→ WRITTEN TASK:
Collect from the data below each line with "title".
===== DATASET ROWS
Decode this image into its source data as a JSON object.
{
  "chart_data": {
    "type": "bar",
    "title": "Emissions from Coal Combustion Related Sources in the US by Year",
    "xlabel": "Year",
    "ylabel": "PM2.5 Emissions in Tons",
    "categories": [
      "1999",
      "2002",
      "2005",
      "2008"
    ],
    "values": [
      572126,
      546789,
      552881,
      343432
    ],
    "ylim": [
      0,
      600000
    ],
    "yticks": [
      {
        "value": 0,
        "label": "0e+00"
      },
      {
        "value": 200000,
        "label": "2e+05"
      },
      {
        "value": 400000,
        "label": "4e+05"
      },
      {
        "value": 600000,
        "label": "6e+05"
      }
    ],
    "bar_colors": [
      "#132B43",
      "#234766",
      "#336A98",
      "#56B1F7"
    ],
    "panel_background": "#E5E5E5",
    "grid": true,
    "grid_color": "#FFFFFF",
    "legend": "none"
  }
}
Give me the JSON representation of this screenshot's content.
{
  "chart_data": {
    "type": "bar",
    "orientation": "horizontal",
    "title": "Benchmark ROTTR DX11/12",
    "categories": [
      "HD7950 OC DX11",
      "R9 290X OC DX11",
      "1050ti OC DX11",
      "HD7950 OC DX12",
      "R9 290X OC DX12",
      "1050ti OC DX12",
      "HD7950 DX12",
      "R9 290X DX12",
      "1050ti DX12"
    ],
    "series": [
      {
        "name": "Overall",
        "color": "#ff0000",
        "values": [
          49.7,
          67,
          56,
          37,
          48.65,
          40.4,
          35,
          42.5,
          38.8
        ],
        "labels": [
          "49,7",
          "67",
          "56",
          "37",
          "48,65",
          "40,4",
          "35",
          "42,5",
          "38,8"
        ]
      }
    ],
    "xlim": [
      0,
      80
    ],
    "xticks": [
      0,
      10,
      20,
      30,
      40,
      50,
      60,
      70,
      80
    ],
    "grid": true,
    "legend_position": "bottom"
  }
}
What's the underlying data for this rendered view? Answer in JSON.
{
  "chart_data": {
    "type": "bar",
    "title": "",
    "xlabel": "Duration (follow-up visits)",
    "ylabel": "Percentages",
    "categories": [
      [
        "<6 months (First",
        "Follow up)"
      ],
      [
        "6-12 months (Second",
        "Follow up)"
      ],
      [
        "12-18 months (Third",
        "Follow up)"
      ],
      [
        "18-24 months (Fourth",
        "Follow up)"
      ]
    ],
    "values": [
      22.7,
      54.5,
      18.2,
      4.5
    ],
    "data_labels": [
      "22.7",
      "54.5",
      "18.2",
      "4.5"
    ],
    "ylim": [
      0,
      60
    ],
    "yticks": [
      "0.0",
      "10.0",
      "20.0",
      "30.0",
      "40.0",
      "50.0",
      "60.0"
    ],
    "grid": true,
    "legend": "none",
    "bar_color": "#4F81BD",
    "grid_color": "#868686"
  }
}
==========
→ RESPONSE FOR THIS EXERCISE:
    "title": "Emissions from Coal Combustion Related Sources in the US by Year",
    "title": "Benchmark ROTTR DX11/12",
    "title": "",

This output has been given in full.